→ **What you are asked to do**: Transcribe the records exactly. Pictures do not belong in the transcription.
╭─ Excerpted records
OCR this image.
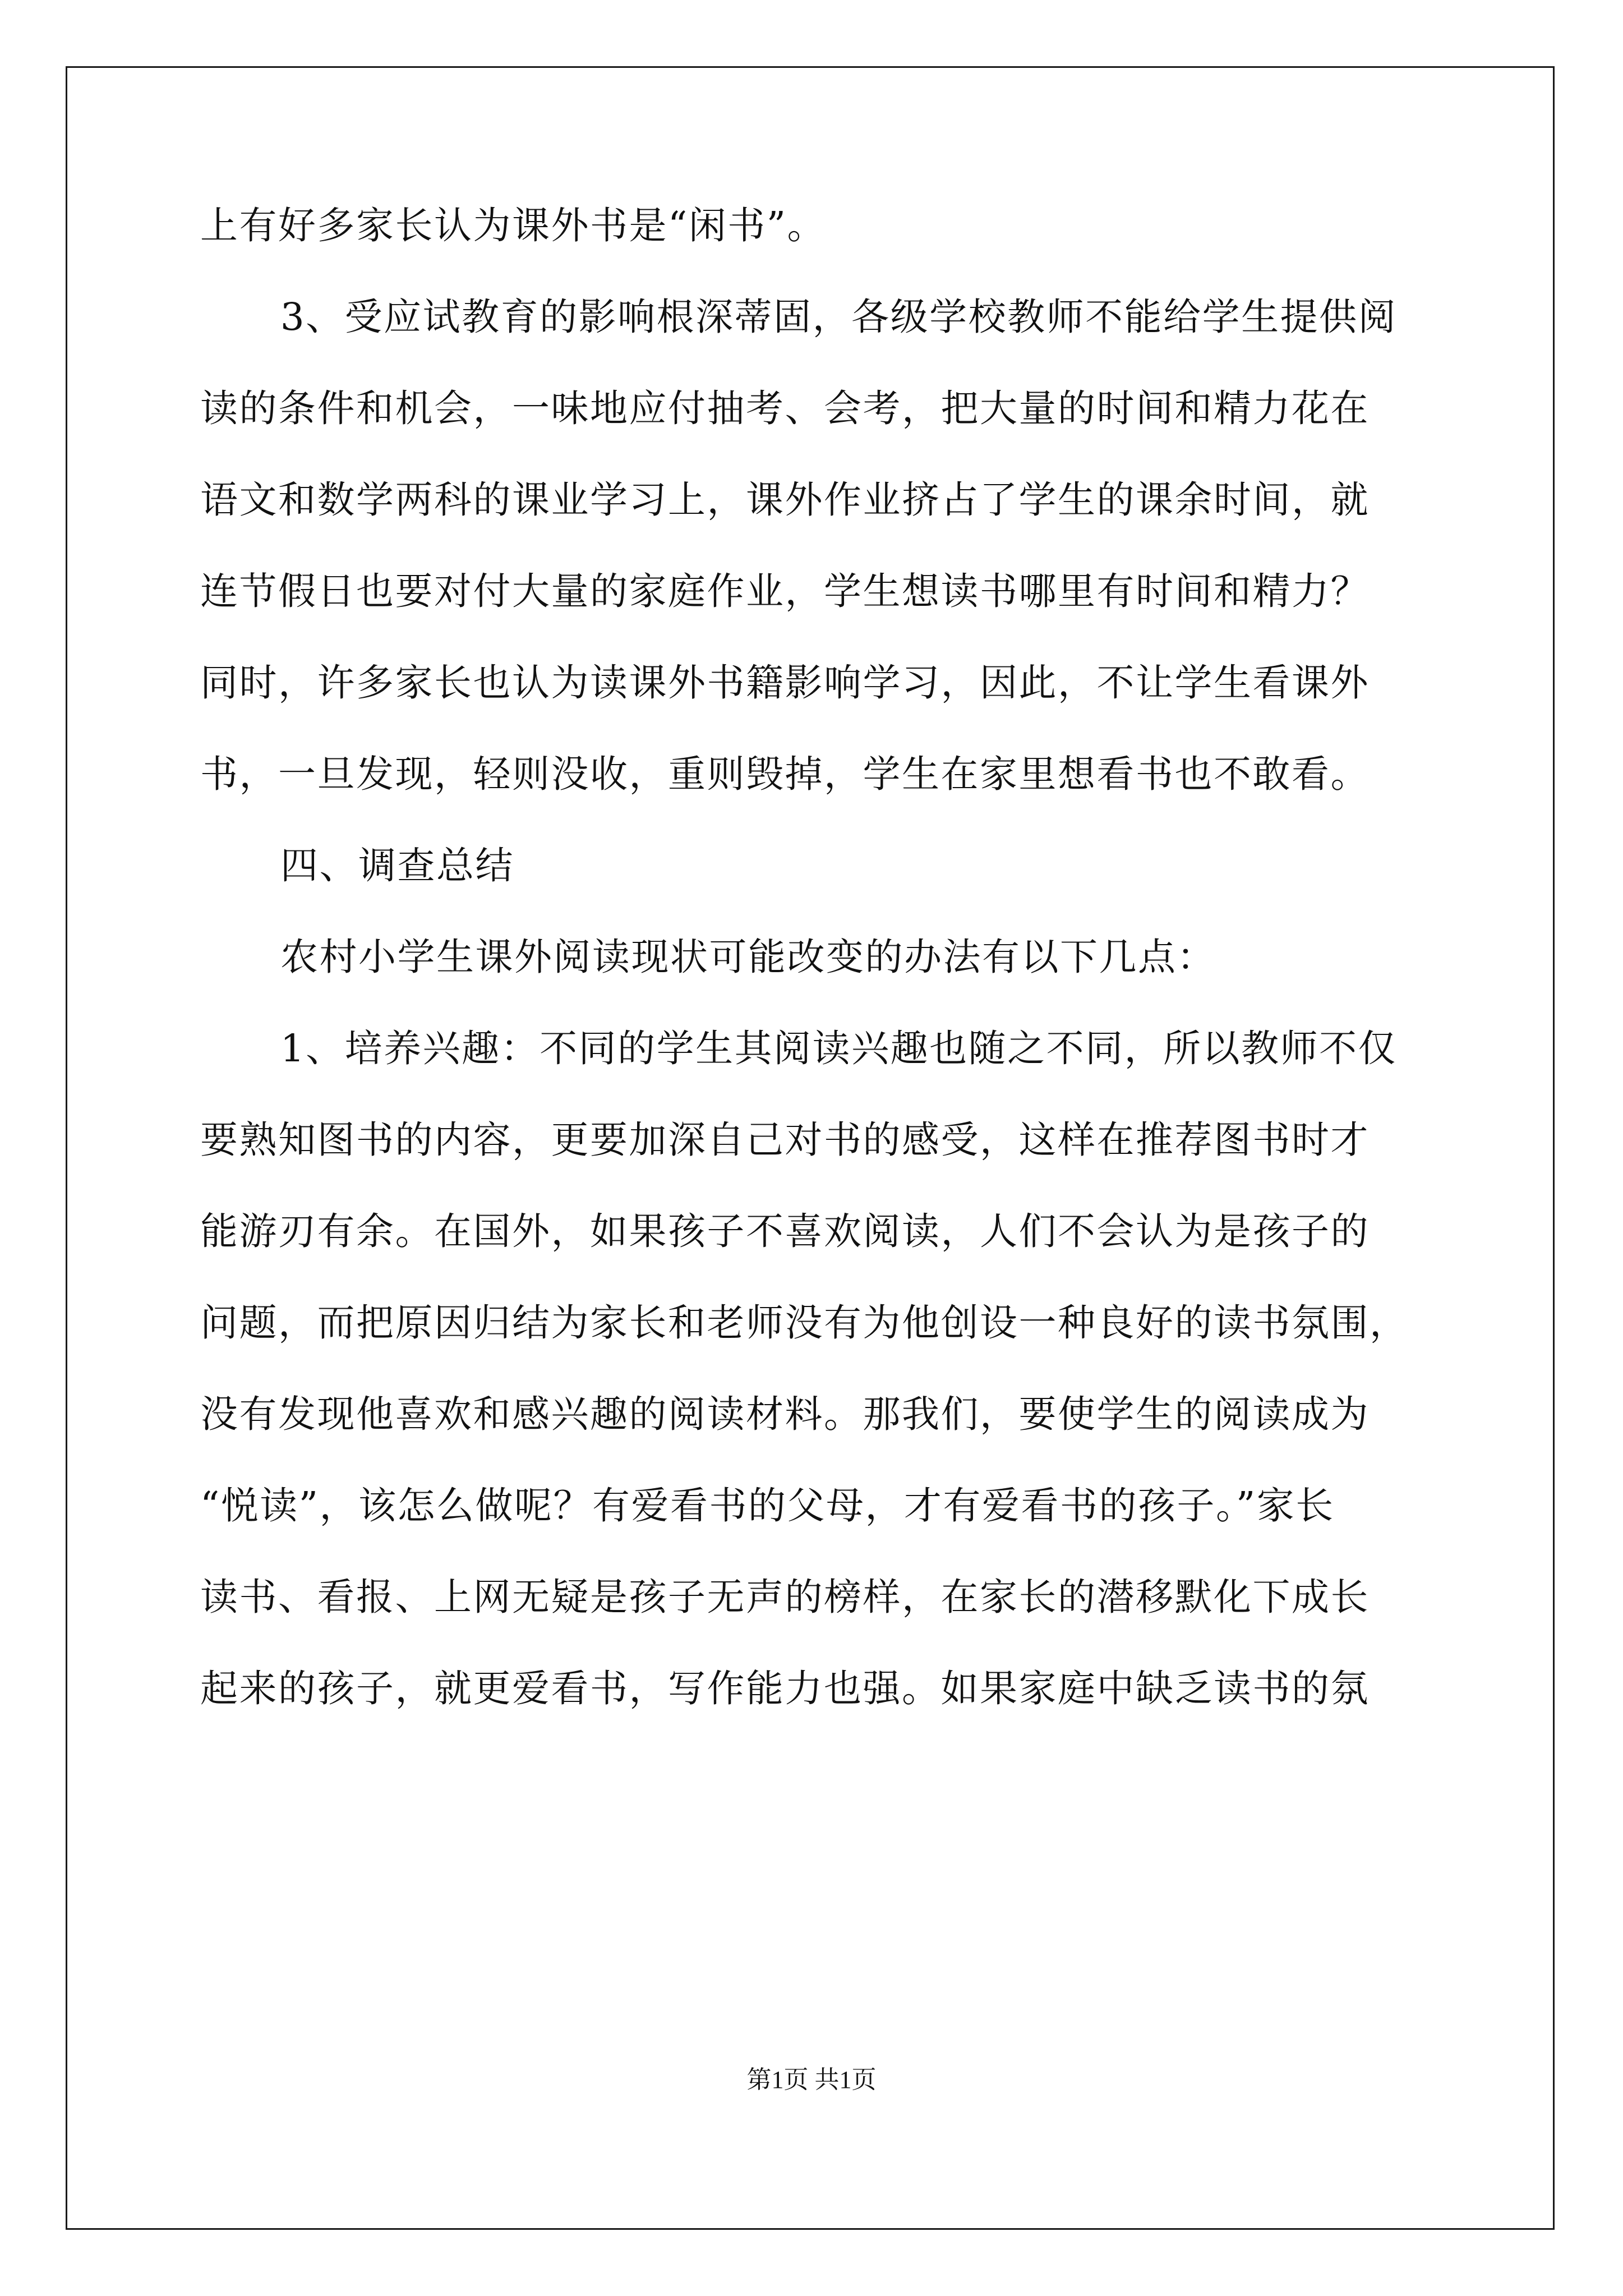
上有好多家长认为课外书是“闲书”。
3、受应试教育的影响根深蒂固，各级学校教师不能给学生提供阅
读的条件和机会，一味地应付抽考、会考，把大量的时间和精力花在
语文和数学两科的课业学习上，课外作业挤占了学生的课余时间，就
连节假日也要对付大量的家庭作业，学生想读书哪里有时间和精力？
同时，许多家长也认为读课外书籍影响学习，因此，不让学生看课外
书，一旦发现，轻则没收，重则毁掉，学生在家里想看书也不敢看。
四、调查总结
农村小学生课外阅读现状可能改变的办法有以下几点：
1、培养兴趣：不同的学生其阅读兴趣也随之不同，所以教师不仅
要熟知图书的内容，更要加深自己对书的感受，这样在推荐图书时才
能游刃有余。在国外，如果孩子不喜欢阅读，人们不会认为是孩子的
问题，而把原因归结为家长和老师没有为他创设一种良好的读书氛围，
没有发现他喜欢和感兴趣的阅读材料。那我们，要使学生的阅读成为
“悦读”，该怎么做呢？有爱看书的父母，才有爱看书的孩子。”家长
读书、看报、上网无疑是孩子无声的榜样，在家长的潜移默化下成长
起来的孩子，就更爱看书，写作能力也强。如果家庭中缺乏读书的氛
第1页 共1页
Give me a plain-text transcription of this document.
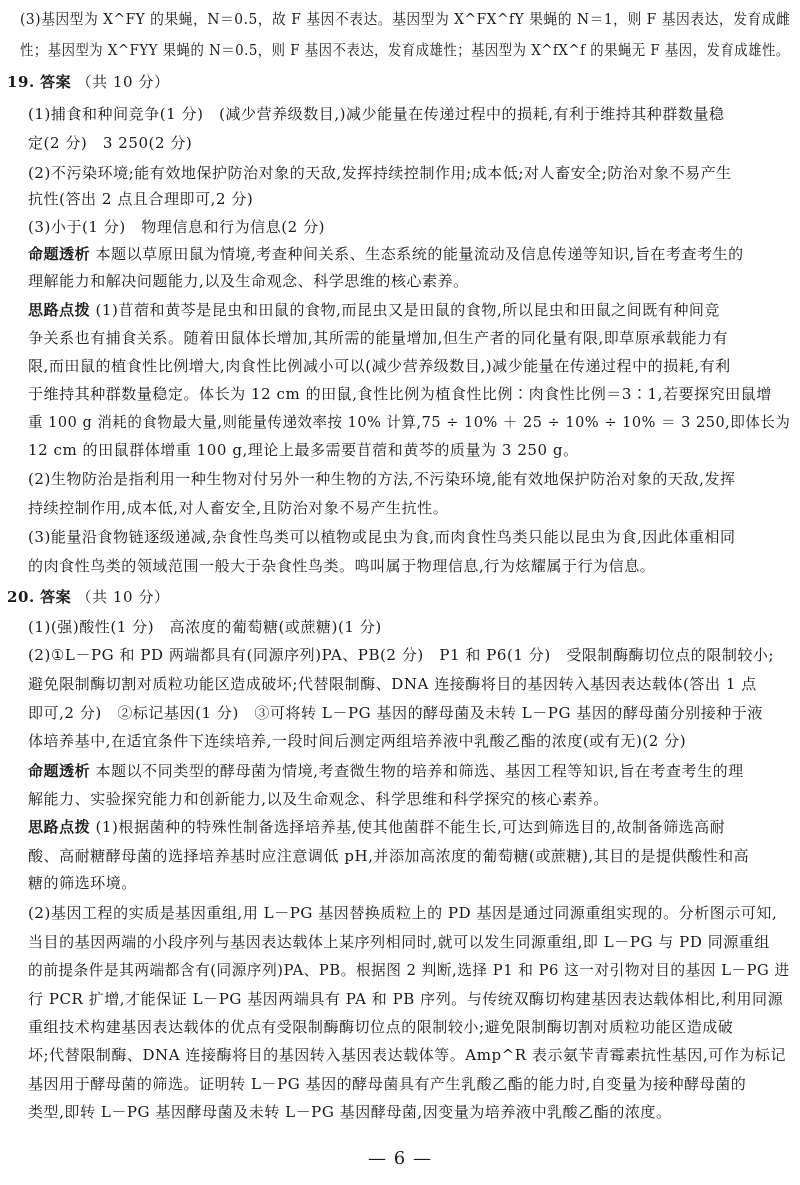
(3)基因型为 X^FY 的果蝇，N＝0.5，故 F 基因不表达。基因型为 X^FX^fY 果蝇的 N＝1，则 F 基因表达，发育成雌
性；基因型为 X^FYY 果蝇的 N＝0.5，则 F 基因不表达，发育成雄性；基因型为 X^fX^f 的果蝇无 F 基因，发育成雄性。
19. 答案 （共 10 分）
(1)捕食和种间竞争(1 分)　(减少营养级数目,)减少能量在传递过程中的损耗,有利于维持其种群数量稳
定(2 分)　3 250(2 分)
(2)不污染环境;能有效地保护防治对象的天敌,发挥持续控制作用;成本低;对人畜安全;防治对象不易产生
抗性(答出 2 点且合理即可,2 分)
(3)小于(1 分)　物理信息和行为信息(2 分)
命题透析 本题以草原田鼠为情境,考查种间关系、生态系统的能量流动及信息传递等知识,旨在考查考生的
理解能力和解决问题能力,以及生命观念、科学思维的核心素养。
思路点拨 (1)苜蓿和黄芩是昆虫和田鼠的食物,而昆虫又是田鼠的食物,所以昆虫和田鼠之间既有种间竞
争关系也有捕食关系。随着田鼠体长增加,其所需的能量增加,但生产者的同化量有限,即草原承载能力有
限,而田鼠的植食性比例增大,肉食性比例减小可以(减少营养级数目,)减少能量在传递过程中的损耗,有利
于维持其种群数量稳定。体长为 12 cm 的田鼠,食性比例为植食性比例∶肉食性比例＝3∶1,若要探究田鼠增
重 100 g 消耗的食物最大量,则能量传递效率按 10% 计算,75 ÷ 10% ＋ 25 ÷ 10% ÷ 10% ＝ 3 250,即体长为
12 cm 的田鼠群体增重 100 g,理论上最多需要苜蓿和黄芩的质量为 3 250 g。
(2)生物防治是指利用一种生物对付另外一种生物的方法,不污染环境,能有效地保护防治对象的天敌,发挥
持续控制作用,成本低,对人畜安全,且防治对象不易产生抗性。
(3)能量沿食物链逐级递减,杂食性鸟类可以植物或昆虫为食,而肉食性鸟类只能以昆虫为食,因此体重相同
的肉食性鸟类的领域范围一般大于杂食性鸟类。鸣叫属于物理信息,行为炫耀属于行为信息。
20. 答案 （共 10 分）
(1)(强)酸性(1 分)　高浓度的葡萄糖(或蔗糖)(1 分)
(2)①L－PG 和 PD 两端都具有(同源序列)PA、PB(2 分)　P1 和 P6(1 分)　受限制酶酶切位点的限制较小;
避免限制酶切割对质粒功能区造成破坏;代替限制酶、DNA 连接酶将目的基因转入基因表达载体(答出 1 点
即可,2 分)　②标记基因(1 分)　③可将转 L－PG 基因的酵母菌及未转 L－PG 基因的酵母菌分别接种于液
体培养基中,在适宜条件下连续培养,一段时间后测定两组培养液中乳酸乙酯的浓度(或有无)(2 分)
命题透析 本题以不同类型的酵母菌为情境,考查微生物的培养和筛选、基因工程等知识,旨在考查考生的理
解能力、实验探究能力和创新能力,以及生命观念、科学思维和科学探究的核心素养。
思路点拨 (1)根据菌种的特殊性制备选择培养基,使其他菌群不能生长,可达到筛选目的,故制备筛选高耐
酸、高耐糖酵母菌的选择培养基时应注意调低 pH,并添加高浓度的葡萄糖(或蔗糖),其目的是提供酸性和高
糖的筛选环境。
(2)基因工程的实质是基因重组,用 L－PG 基因替换质粒上的 PD 基因是通过同源重组实现的。分析图示可知,
当目的基因两端的小段序列与基因表达载体上某序列相同时,就可以发生同源重组,即 L－PG 与 PD 同源重组
的前提条件是其两端都含有(同源序列)PA、PB。根据图 2 判断,选择 P1 和 P6 这一对引物对目的基因 L－PG 进
行 PCR 扩增,才能保证 L－PG 基因两端具有 PA 和 PB 序列。与传统双酶切构建基因表达载体相比,利用同源
重组技术构建基因表达载体的优点有受限制酶酶切位点的限制较小;避免限制酶切割对质粒功能区造成破
坏;代替限制酶、DNA 连接酶将目的基因转入基因表达载体等。Amp^R 表示氨苄青霉素抗性基因,可作为标记
基因用于酵母菌的筛选。证明转 L－PG 基因的酵母菌具有产生乳酸乙酯的能力时,自变量为接种酵母菌的
类型,即转 L－PG 基因酵母菌及未转 L－PG 基因酵母菌,因变量为培养液中乳酸乙酯的浓度。
— 6 —
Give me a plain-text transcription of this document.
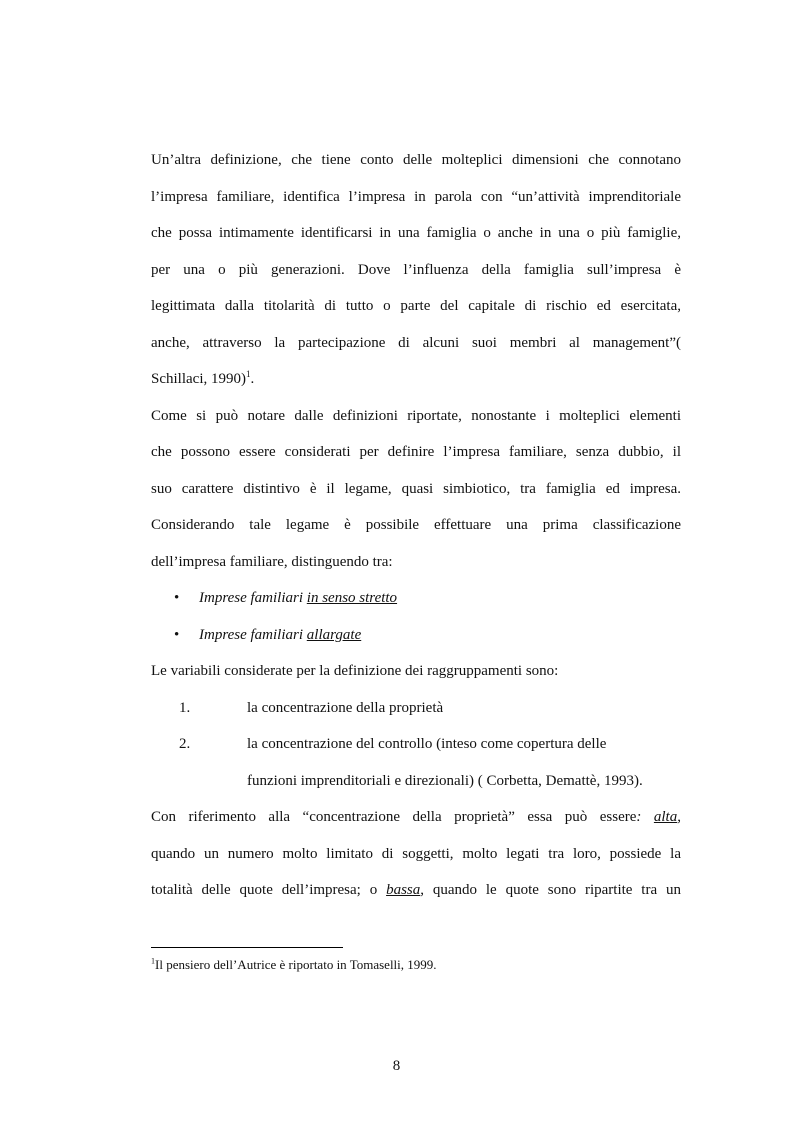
Un’altra definizione, che tiene conto delle molteplici dimensioni che connotano
l’impresa familiare, identifica l’impresa in parola con “un’attività imprenditoriale
che possa intimamente identificarsi in una famiglia o anche in una o più famiglie,
per una o più generazioni. Dove l’influenza della famiglia sull’impresa è
legittimata dalla titolarità di tutto o parte del capitale di rischio ed esercitata,
anche, attraverso la partecipazione di alcuni suoi membri al management”(
Schillaci, 1990)$^1$.
Come si può notare dalle definizioni riportate, nonostante i molteplici elementi
che possono essere considerati per definire l’impresa familiare, senza dubbio, il
suo carattere distintivo è il legame, quasi simbiotico, tra famiglia ed impresa.
Considerando tale legame è possibile effettuare una prima classificazione
dell’impresa familiare, distinguendo tra:
• Imprese familiari in senso stretto
• Imprese familiari allargate
Le variabili considerate per la definizione dei raggruppamenti sono:
1.	la concentrazione della proprietà
2.	la concentrazione del controllo (inteso come copertura delle
funzioni imprenditoriali e direzionali) ( Corbetta, Demattè, 1993).
Con riferimento alla “concentrazione della proprietà” essa può essere: alta,
quando un numero molto limitato di soggetti, molto legati tra loro, possiede la
totalità delle quote dell’impresa; o bassa, quando le quote sono ripartite tra un
$^1$Il pensiero dell’Autrice è riportato in Tomaselli, 1999.
8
╰─
→ **Output below**:
OCR this image.
上有好多家长认为课外书是“闲书”。
3、受应试教育的影响根深蒂固，各级学校教师不能给学生提供阅
读的条件和机会，一味地应付抽考、会考，把大量的时间和精力花在
语文和数学两科的课业学习上，课外作业挤占了学生的课余时间，就
连节假日也要对付大量的家庭作业，学生想读书哪里有时间和精力？
同时，许多家长也认为读课外书籍影响学习，因此，不让学生看课外
书，一旦发现，轻则没收，重则毁掉，学生在家里想看书也不敢看。
四、调查总结
农村小学生课外阅读现状可能改变的办法有以下几点：
1、培养兴趣：不同的学生其阅读兴趣也随之不同，所以教师不仅
要熟知图书的内容，更要加深自己对书的感受，这样在推荐图书时才
能游刃有余。在国外，如果孩子不喜欢阅读，人们不会认为是孩子的
问题，而把原因归结为家长和老师没有为他创设一种良好的读书氛围，
没有发现他喜欢和感兴趣的阅读材料。那我们，要使学生的阅读成为
“悦读”，该怎么做呢？有爱看书的父母，才有爱看书的孩子。”家长
读书、看报、上网无疑是孩子无声的榜样，在家长的潜移默化下成长
起来的孩子，就更爱看书，写作能力也强。如果家庭中缺乏读书的氛
第1页 共1页
Give me a plain-text transcription of this document.
(3)基因型为 X^FY 的果蝇，N＝0.5，故 F 基因不表达。基因型为 X^FX^fY 果蝇的 N＝1，则 F 基因表达，发育成雌
性；基因型为 X^FYY 果蝇的 N＝0.5，则 F 基因不表达，发育成雄性；基因型为 X^fX^f 的果蝇无 F 基因，发育成雄性。
19. 答案 （共 10 分）
(1)捕食和种间竞争(1 分)　(减少营养级数目,)减少能量在传递过程中的损耗,有利于维持其种群数量稳
定(2 分)　3 250(2 分)
(2)不污染环境;能有效地保护防治对象的天敌,发挥持续控制作用;成本低;对人畜安全;防治对象不易产生
抗性(答出 2 点且合理即可,2 分)
(3)小于(1 分)　物理信息和行为信息(2 分)
命题透析 本题以草原田鼠为情境,考查种间关系、生态系统的能量流动及信息传递等知识,旨在考查考生的
理解能力和解决问题能力,以及生命观念、科学思维的核心素养。
思路点拨 (1)苜蓿和黄芩是昆虫和田鼠的食物,而昆虫又是田鼠的食物,所以昆虫和田鼠之间既有种间竞
争关系也有捕食关系。随着田鼠体长增加,其所需的能量增加,但生产者的同化量有限,即草原承载能力有
限,而田鼠的植食性比例增大,肉食性比例减小可以(减少营养级数目,)减少能量在传递过程中的损耗,有利
于维持其种群数量稳定。体长为 12 cm 的田鼠,食性比例为植食性比例∶肉食性比例＝3∶1,若要探究田鼠增
重 100 g 消耗的食物最大量,则能量传递效率按 10% 计算,75 ÷ 10% ＋ 25 ÷ 10% ÷ 10% ＝ 3 250,即体长为
12 cm 的田鼠群体增重 100 g,理论上最多需要苜蓿和黄芩的质量为 3 250 g。
(2)生物防治是指利用一种生物对付另外一种生物的方法,不污染环境,能有效地保护防治对象的天敌,发挥
持续控制作用,成本低,对人畜安全,且防治对象不易产生抗性。
(3)能量沿食物链逐级递减,杂食性鸟类可以植物或昆虫为食,而肉食性鸟类只能以昆虫为食,因此体重相同
的肉食性鸟类的领域范围一般大于杂食性鸟类。鸣叫属于物理信息,行为炫耀属于行为信息。
20. 答案 （共 10 分）
(1)(强)酸性(1 分)　高浓度的葡萄糖(或蔗糖)(1 分)
(2)①L－PG 和 PD 两端都具有(同源序列)PA、PB(2 分)　P1 和 P6(1 分)　受限制酶酶切位点的限制较小;
避免限制酶切割对质粒功能区造成破坏;代替限制酶、DNA 连接酶将目的基因转入基因表达载体(答出 1 点
即可,2 分)　②标记基因(1 分)　③可将转 L－PG 基因的酵母菌及未转 L－PG 基因的酵母菌分别接种于液
体培养基中,在适宜条件下连续培养,一段时间后测定两组培养液中乳酸乙酯的浓度(或有无)(2 分)
命题透析 本题以不同类型的酵母菌为情境,考查微生物的培养和筛选、基因工程等知识,旨在考查考生的理
解能力、实验探究能力和创新能力,以及生命观念、科学思维和科学探究的核心素养。
思路点拨 (1)根据菌种的特殊性制备选择培养基,使其他菌群不能生长,可达到筛选目的,故制备筛选高耐
酸、高耐糖酵母菌的选择培养基时应注意调低 pH,并添加高浓度的葡萄糖(或蔗糖),其目的是提供酸性和高
糖的筛选环境。
(2)基因工程的实质是基因重组,用 L－PG 基因替换质粒上的 PD 基因是通过同源重组实现的。分析图示可知,
当目的基因两端的小段序列与基因表达载体上某序列相同时,就可以发生同源重组,即 L－PG 与 PD 同源重组
的前提条件是其两端都含有(同源序列)PA、PB。根据图 2 判断,选择 P1 和 P6 这一对引物对目的基因 L－PG 进
行 PCR 扩增,才能保证 L－PG 基因两端具有 PA 和 PB 序列。与传统双酶切构建基因表达载体相比,利用同源
重组技术构建基因表达载体的优点有受限制酶酶切位点的限制较小;避免限制酶切割对质粒功能区造成破
坏;代替限制酶、DNA 连接酶将目的基因转入基因表达载体等。Amp^R 表示氨苄青霉素抗性基因,可作为标记
基因用于酵母菌的筛选。证明转 L－PG 基因的酵母菌具有产生乳酸乙酯的能力时,自变量为接种酵母菌的
类型,即转 L－PG 基因酵母菌及未转 L－PG 基因酵母菌,因变量为培养液中乳酸乙酯的浓度。
— 6 —
Give me a plain-text transcription of this document.
Un’altra definizione, che tiene conto delle molteplici dimensioni che connotano
l’impresa familiare, identifica l’impresa in parola con “un’attività imprenditoriale
che possa intimamente identificarsi in una famiglia o anche in una o più famiglie,
per una o più generazioni. Dove l’influenza della famiglia sull’impresa è
legittimata dalla titolarità di tutto o parte del capitale di rischio ed esercitata,
anche, attraverso la partecipazione di alcuni suoi membri al management”(
Schillaci, 1990)$^1$.
Come si può notare dalle definizioni riportate, nonostante i molteplici elementi
che possono essere considerati per definire l’impresa familiare, senza dubbio, il
suo carattere distintivo è il legame, quasi simbiotico, tra famiglia ed impresa.
Considerando tale legame è possibile effettuare una prima classificazione
dell’impresa familiare, distinguendo tra:
• Imprese familiari in senso stretto
• Imprese familiari allargate
Le variabili considerate per la definizione dei raggruppamenti sono:
1.	la concentrazione della proprietà
2.	la concentrazione del controllo (inteso come copertura delle
funzioni imprenditoriali e direzionali) ( Corbetta, Demattè, 1993).
Con riferimento alla “concentrazione della proprietà” essa può essere: alta,
quando un numero molto limitato di soggetti, molto legati tra loro, possiede la
totalità delle quote dell’impresa; o bassa, quando le quote sono ripartite tra un
$^1$Il pensiero dell’Autrice è riportato in Tomaselli, 1999.
8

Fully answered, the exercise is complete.